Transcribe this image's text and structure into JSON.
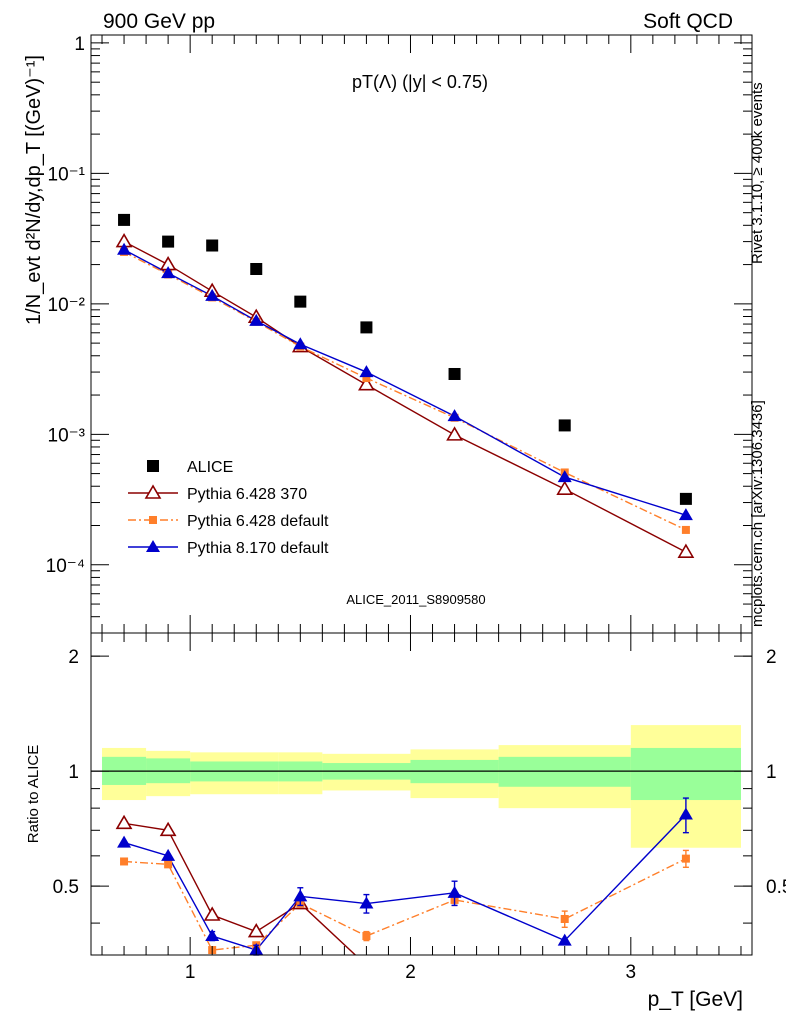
{
  "header": {
    "left": "900 GeV pp",
    "right": "Soft QCD"
  },
  "side": {
    "rivet": "Rivet 3.1.10, ≥ 400k events",
    "mcplots": "mcplots.cern.ch [arXiv:1306.3436]"
  },
  "colors": {
    "alice": "#000000",
    "py6_370": "#8b0000",
    "py6_default": "#ff7f2a",
    "py8_default": "#0000cc",
    "band_inner": "#99ff99",
    "band_outer": "#ffff99",
    "analysis_id": "#999999"
  },
  "chart_data": [
    {
      "type": "scatter",
      "title": "pT(Λ) (|y| < 0.75)",
      "analysis_id": "ALICE_2011_S8909580",
      "ylabel": "1/N_evt d²N/dy,dp_T [(GeV)⁻¹]",
      "xlabel": "",
      "xlim": [
        0.55,
        3.55
      ],
      "ylim": [
        3e-05,
        1.15
      ],
      "yscale": "log",
      "yticks": [
        {
          "value": 1,
          "label": "1"
        },
        {
          "value": 0.1,
          "label": "10⁻¹"
        },
        {
          "value": 0.01,
          "label": "10⁻²"
        },
        {
          "value": 0.001,
          "label": "10⁻³"
        },
        {
          "value": 0.0001,
          "label": "10⁻⁴"
        }
      ],
      "legend_position": "bottom-left",
      "series": [
        {
          "name": "ALICE",
          "marker": "square",
          "x": [
            0.7,
            0.9,
            1.1,
            1.3,
            1.5,
            1.8,
            2.2,
            2.7,
            3.25
          ],
          "y": [
            0.044,
            0.03,
            0.028,
            0.0185,
            0.0104,
            0.0066,
            0.0029,
            0.00117,
            0.00032
          ]
        },
        {
          "name": "Pythia 6.428 370",
          "marker": "open-triangle",
          "line": "solid",
          "x": [
            0.7,
            0.9,
            1.1,
            1.3,
            1.5,
            1.8,
            2.2,
            2.7,
            3.25
          ],
          "y": [
            0.03,
            0.02,
            0.0125,
            0.0079,
            0.0047,
            0.0024,
            0.00099,
            0.00038,
            0.000125
          ]
        },
        {
          "name": "Pythia 6.428 default",
          "marker": "square-small",
          "line": "dashdot",
          "x": [
            0.7,
            0.9,
            1.1,
            1.3,
            1.5,
            1.8,
            2.2,
            2.7,
            3.25
          ],
          "y": [
            0.025,
            0.0168,
            0.0112,
            0.0073,
            0.0047,
            0.0027,
            0.00134,
            0.00051,
            0.000185
          ]
        },
        {
          "name": "Pythia 8.170 default",
          "marker": "filled-triangle",
          "line": "solid",
          "x": [
            0.7,
            0.9,
            1.1,
            1.3,
            1.5,
            1.8,
            2.2,
            2.7,
            3.25
          ],
          "y": [
            0.026,
            0.0172,
            0.0115,
            0.0074,
            0.0049,
            0.003,
            0.00138,
            0.00047,
            0.00024
          ]
        }
      ]
    },
    {
      "type": "scatter",
      "ylabel": "Ratio to ALICE",
      "xlabel": "p_T [GeV]",
      "xlim": [
        0.55,
        3.55
      ],
      "ylim": [
        0.33,
        2.3
      ],
      "yscale": "log",
      "yticks": [
        {
          "value": 2,
          "label": "2"
        },
        {
          "value": 1,
          "label": "1"
        },
        {
          "value": 0.5,
          "label": "0.5"
        }
      ],
      "xticks": [
        {
          "value": 1,
          "label": "1"
        },
        {
          "value": 2,
          "label": "2"
        },
        {
          "value": 3,
          "label": "3"
        }
      ],
      "bands": {
        "edges": [
          0.6,
          0.8,
          1.0,
          1.4,
          1.6,
          2.0,
          2.4,
          3.0,
          3.5
        ],
        "inner": [
          [
            0.92,
            1.09
          ],
          [
            0.93,
            1.08
          ],
          [
            0.94,
            1.06
          ],
          [
            0.94,
            1.06
          ],
          [
            0.95,
            1.05
          ],
          [
            0.93,
            1.07
          ],
          [
            0.91,
            1.09
          ],
          [
            0.84,
            1.15
          ]
        ],
        "outer": [
          [
            0.84,
            1.15
          ],
          [
            0.86,
            1.13
          ],
          [
            0.87,
            1.12
          ],
          [
            0.87,
            1.12
          ],
          [
            0.89,
            1.11
          ],
          [
            0.85,
            1.14
          ],
          [
            0.8,
            1.17
          ],
          [
            0.63,
            1.32
          ]
        ]
      },
      "series": [
        {
          "name": "Pythia 6.428 370",
          "x": [
            0.7,
            0.9,
            1.1,
            1.3,
            1.5,
            1.8
          ],
          "y": [
            0.73,
            0.7,
            0.42,
            0.38,
            0.45,
            0.31
          ]
        },
        {
          "name": "Pythia 6.428 default",
          "x": [
            0.7,
            0.9,
            1.1,
            1.3,
            1.5,
            1.8,
            2.2,
            2.7,
            3.25
          ],
          "y": [
            0.58,
            0.57,
            0.34,
            0.35,
            0.45,
            0.37,
            0.46,
            0.41,
            0.59
          ],
          "err": [
            0,
            0,
            0,
            0,
            0,
            0.01,
            0.015,
            0.02,
            0.03
          ]
        },
        {
          "name": "Pythia 8.170 default",
          "x": [
            0.7,
            0.9,
            1.1,
            1.3,
            1.5,
            1.8,
            2.2,
            2.7,
            3.25
          ],
          "y": [
            0.65,
            0.6,
            0.37,
            0.34,
            0.47,
            0.45,
            0.48,
            0.36,
            0.77
          ],
          "err": [
            0,
            0,
            0.01,
            0.01,
            0.025,
            0.025,
            0.035,
            0,
            0.08
          ]
        }
      ]
    }
  ]
}
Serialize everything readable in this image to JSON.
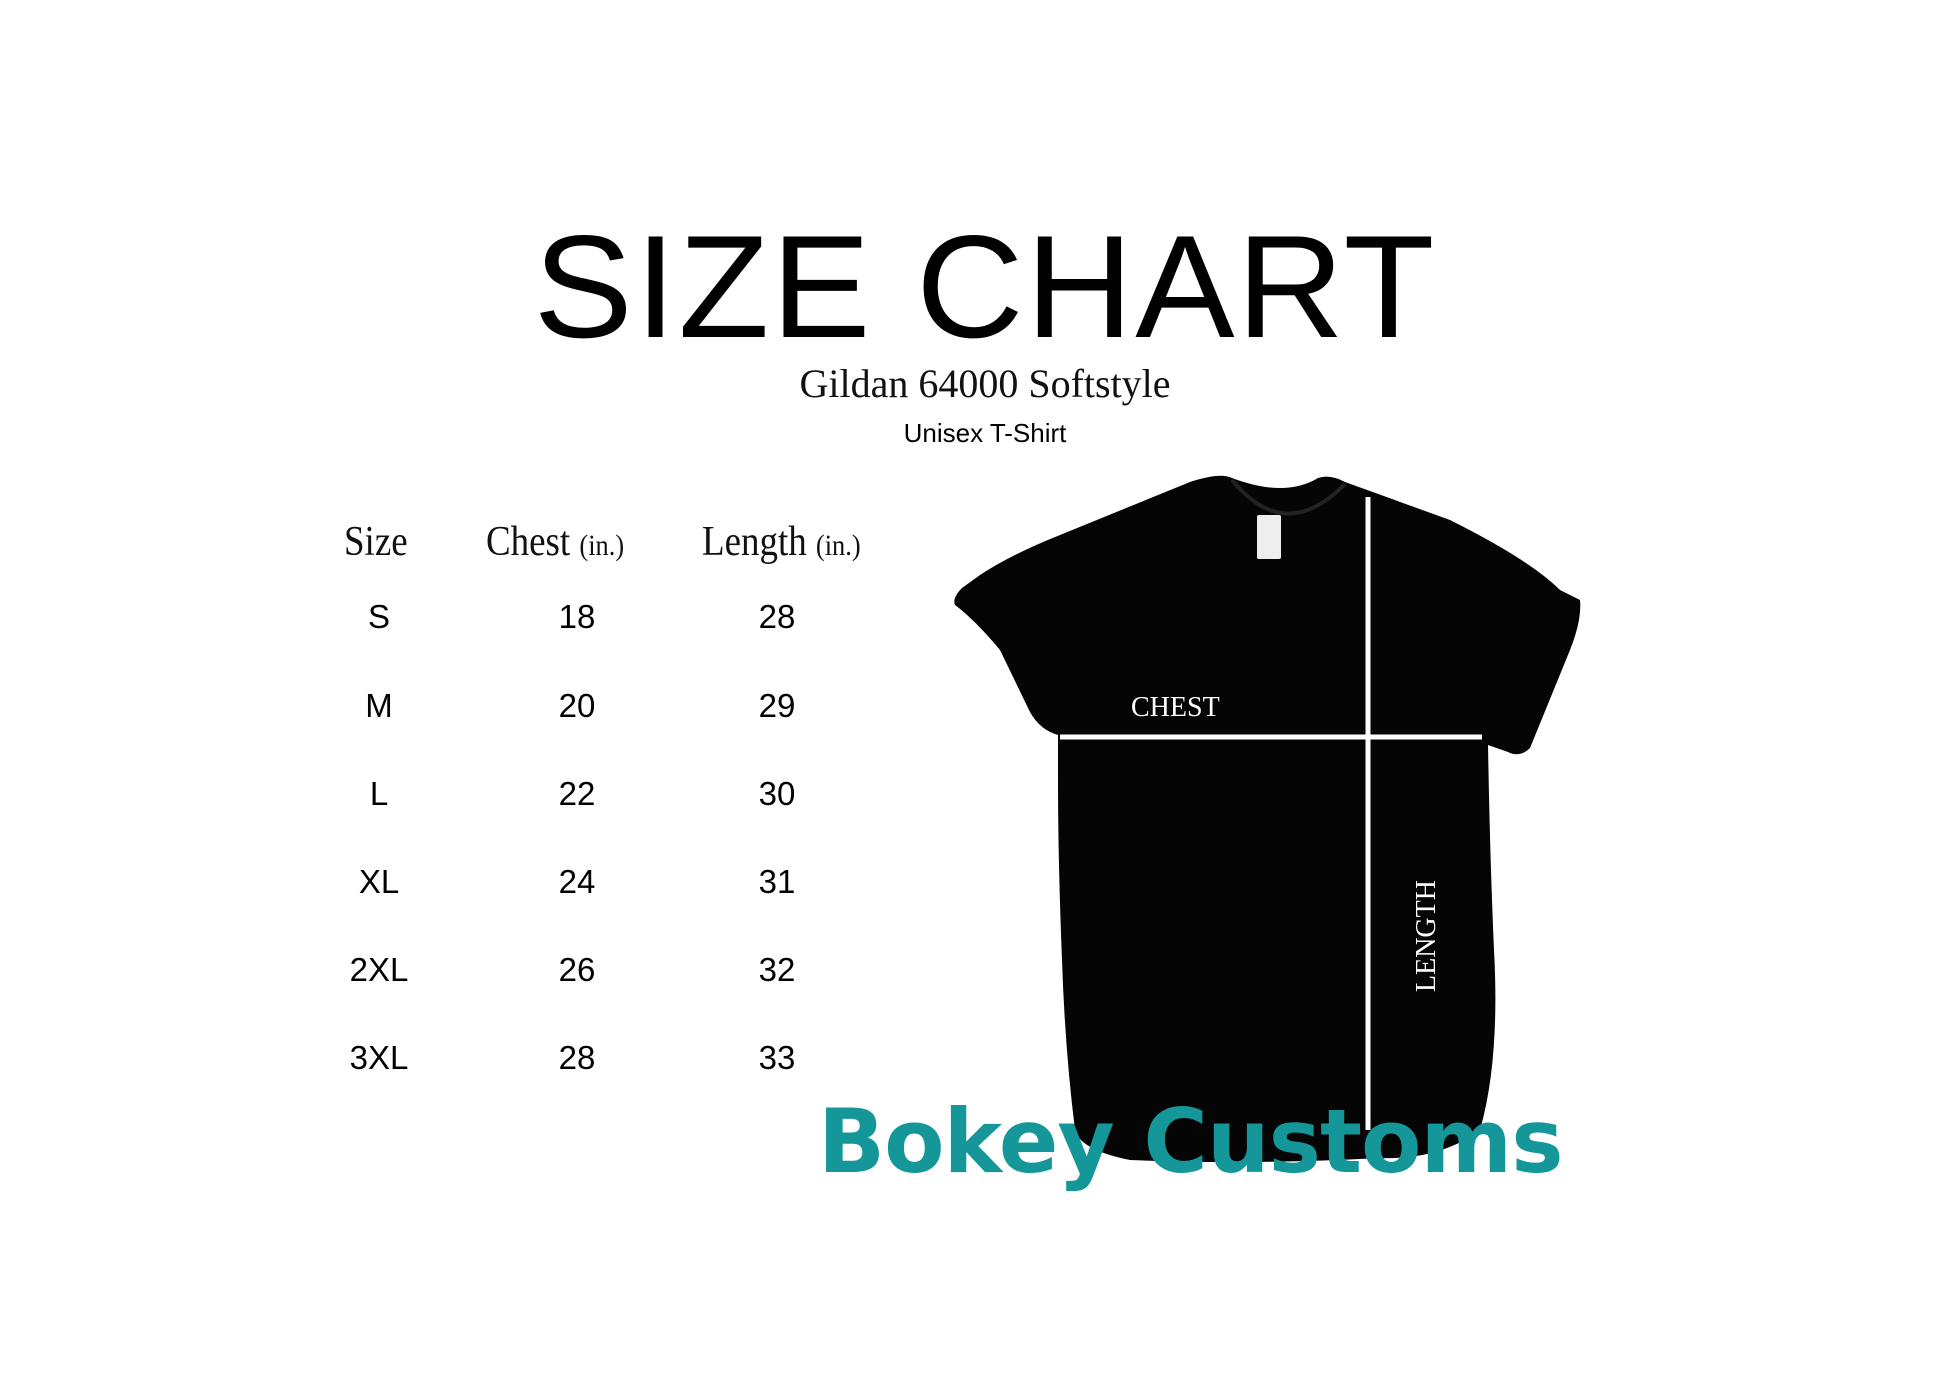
{
  "title": "SIZE CHART",
  "subtitle": "Gildan 64000 Softstyle",
  "product_type": "Unisex T-Shirt",
  "table": {
    "headers": [
      {
        "label": "Size",
        "unit": ""
      },
      {
        "label": "Chest",
        "unit": "(in.)"
      },
      {
        "label": "Length",
        "unit": "(in.)"
      }
    ],
    "rows": [
      {
        "size": "S",
        "chest": "18",
        "length": "28"
      },
      {
        "size": "M",
        "chest": "20",
        "length": "29"
      },
      {
        "size": "L",
        "chest": "22",
        "length": "30"
      },
      {
        "size": "XL",
        "chest": "24",
        "length": "31"
      },
      {
        "size": "2XL",
        "chest": "26",
        "length": "32"
      },
      {
        "size": "3XL",
        "chest": "28",
        "length": "33"
      }
    ]
  },
  "diagram": {
    "chest_label": "CHEST",
    "length_label": "LENGTH",
    "shirt_color": "#050505"
  },
  "brand": {
    "name": "Bokey Customs",
    "color": "#15979a"
  }
}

Instructions for the task
Restate the data above exactly, stripping out each image.

Final answer
Transcribe this image's text and structure into JSON.
{
  "header": {
    "left": "900 GeV pp",
    "right": "Soft QCD"
  },
  "side": {
    "rivet": "Rivet 3.1.10, ≥ 400k events",
    "mcplots": "mcplots.cern.ch [arXiv:1306.3436]"
  },
  "colors": {
    "alice": "#000000",
    "py6_370": "#8b0000",
    "py6_default": "#ff7f2a",
    "py8_default": "#0000cc",
    "band_inner": "#99ff99",
    "band_outer": "#ffff99",
    "analysis_id": "#999999"
  },
  "chart_data": [
    {
      "type": "scatter",
      "title": "pT(Λ) (|y| < 0.75)",
      "analysis_id": "ALICE_2011_S8909580",
      "ylabel": "1/N_evt d²N/dy,dp_T [(GeV)⁻¹]",
      "xlabel": "",
      "xlim": [
        0.55,
        3.55
      ],
      "ylim": [
        3e-05,
        1.15
      ],
      "yscale": "log",
      "yticks": [
        {
          "value": 1,
          "label": "1"
        },
        {
          "value": 0.1,
          "label": "10⁻¹"
        },
        {
          "value": 0.01,
          "label": "10⁻²"
        },
        {
          "value": 0.001,
          "label": "10⁻³"
        },
        {
          "value": 0.0001,
          "label": "10⁻⁴"
        }
      ],
      "legend_position": "bottom-left",
      "series": [
        {
          "name": "ALICE",
          "marker": "square",
          "x": [
            0.7,
            0.9,
            1.1,
            1.3,
            1.5,
            1.8,
            2.2,
            2.7,
            3.25
          ],
          "y": [
            0.044,
            0.03,
            0.028,
            0.0185,
            0.0104,
            0.0066,
            0.0029,
            0.00117,
            0.00032
          ]
        },
        {
          "name": "Pythia 6.428 370",
          "marker": "open-triangle",
          "line": "solid",
          "x": [
            0.7,
            0.9,
            1.1,
            1.3,
            1.5,
            1.8,
            2.2,
            2.7,
            3.25
          ],
          "y": [
            0.03,
            0.02,
            0.0125,
            0.0079,
            0.0047,
            0.0024,
            0.00099,
            0.00038,
            0.000125
          ]
        },
        {
          "name": "Pythia 6.428 default",
          "marker": "square-small",
          "line": "dashdot",
          "x": [
            0.7,
            0.9,
            1.1,
            1.3,
            1.5,
            1.8,
            2.2,
            2.7,
            3.25
          ],
          "y": [
            0.025,
            0.0168,
            0.0112,
            0.0073,
            0.0047,
            0.0027,
            0.00134,
            0.00051,
            0.000185
          ]
        },
        {
          "name": "Pythia 8.170 default",
          "marker": "filled-triangle",
          "line": "solid",
          "x": [
            0.7,
            0.9,
            1.1,
            1.3,
            1.5,
            1.8,
            2.2,
            2.7,
            3.25
          ],
          "y": [
            0.026,
            0.0172,
            0.0115,
            0.0074,
            0.0049,
            0.003,
            0.00138,
            0.00047,
            0.00024
          ]
        }
      ]
    },
    {
      "type": "scatter",
      "ylabel": "Ratio to ALICE",
      "xlabel": "p_T [GeV]",
      "xlim": [
        0.55,
        3.55
      ],
      "ylim": [
        0.33,
        2.3
      ],
      "yscale": "log",
      "yticks": [
        {
          "value": 2,
          "label": "2"
        },
        {
          "value": 1,
          "label": "1"
        },
        {
          "value": 0.5,
          "label": "0.5"
        }
      ],
      "xticks": [
        {
          "value": 1,
          "label": "1"
        },
        {
          "value": 2,
          "label": "2"
        },
        {
          "value": 3,
          "label": "3"
        }
      ],
      "bands": {
        "edges": [
          0.6,
          0.8,
          1.0,
          1.4,
          1.6,
          2.0,
          2.4,
          3.0,
          3.5
        ],
        "inner": [
          [
            0.92,
            1.09
          ],
          [
            0.93,
            1.08
          ],
          [
            0.94,
            1.06
          ],
          [
            0.94,
            1.06
          ],
          [
            0.95,
            1.05
          ],
          [
            0.93,
            1.07
          ],
          [
            0.91,
            1.09
          ],
          [
            0.84,
            1.15
          ]
        ],
        "outer": [
          [
            0.84,
            1.15
          ],
          [
            0.86,
            1.13
          ],
          [
            0.87,
            1.12
          ],
          [
            0.87,
            1.12
          ],
          [
            0.89,
            1.11
          ],
          [
            0.85,
            1.14
          ],
          [
            0.8,
            1.17
          ],
          [
            0.63,
            1.32
          ]
        ]
      },
      "series": [
        {
          "name": "Pythia 6.428 370",
          "x": [
            0.7,
            0.9,
            1.1,
            1.3,
            1.5,
            1.8
          ],
          "y": [
            0.73,
            0.7,
            0.42,
            0.38,
            0.45,
            0.31
          ]
        },
        {
          "name": "Pythia 6.428 default",
          "x": [
            0.7,
            0.9,
            1.1,
            1.3,
            1.5,
            1.8,
            2.2,
            2.7,
            3.25
          ],
          "y": [
            0.58,
            0.57,
            0.34,
            0.35,
            0.45,
            0.37,
            0.46,
            0.41,
            0.59
          ],
          "err": [
            0,
            0,
            0,
            0,
            0,
            0.01,
            0.015,
            0.02,
            0.03
          ]
        },
        {
          "name": "Pythia 8.170 default",
          "x": [
            0.7,
            0.9,
            1.1,
            1.3,
            1.5,
            1.8,
            2.2,
            2.7,
            3.25
          ],
          "y": [
            0.65,
            0.6,
            0.37,
            0.34,
            0.47,
            0.45,
            0.48,
            0.36,
            0.77
          ],
          "err": [
            0,
            0,
            0.01,
            0.01,
            0.025,
            0.025,
            0.035,
            0,
            0.08
          ]
        }
      ]
    }
  ]
}
Serialize everything readable in this image to JSON.
{
  "title": "SIZE CHART",
  "subtitle": "Gildan 64000 Softstyle",
  "product_type": "Unisex T-Shirt",
  "table": {
    "headers": [
      {
        "label": "Size",
        "unit": ""
      },
      {
        "label": "Chest",
        "unit": "(in.)"
      },
      {
        "label": "Length",
        "unit": "(in.)"
      }
    ],
    "rows": [
      {
        "size": "S",
        "chest": "18",
        "length": "28"
      },
      {
        "size": "M",
        "chest": "20",
        "length": "29"
      },
      {
        "size": "L",
        "chest": "22",
        "length": "30"
      },
      {
        "size": "XL",
        "chest": "24",
        "length": "31"
      },
      {
        "size": "2XL",
        "chest": "26",
        "length": "32"
      },
      {
        "size": "3XL",
        "chest": "28",
        "length": "33"
      }
    ]
  },
  "diagram": {
    "chest_label": "CHEST",
    "length_label": "LENGTH",
    "shirt_color": "#050505"
  },
  "brand": {
    "name": "Bokey Customs",
    "color": "#15979a"
  }
}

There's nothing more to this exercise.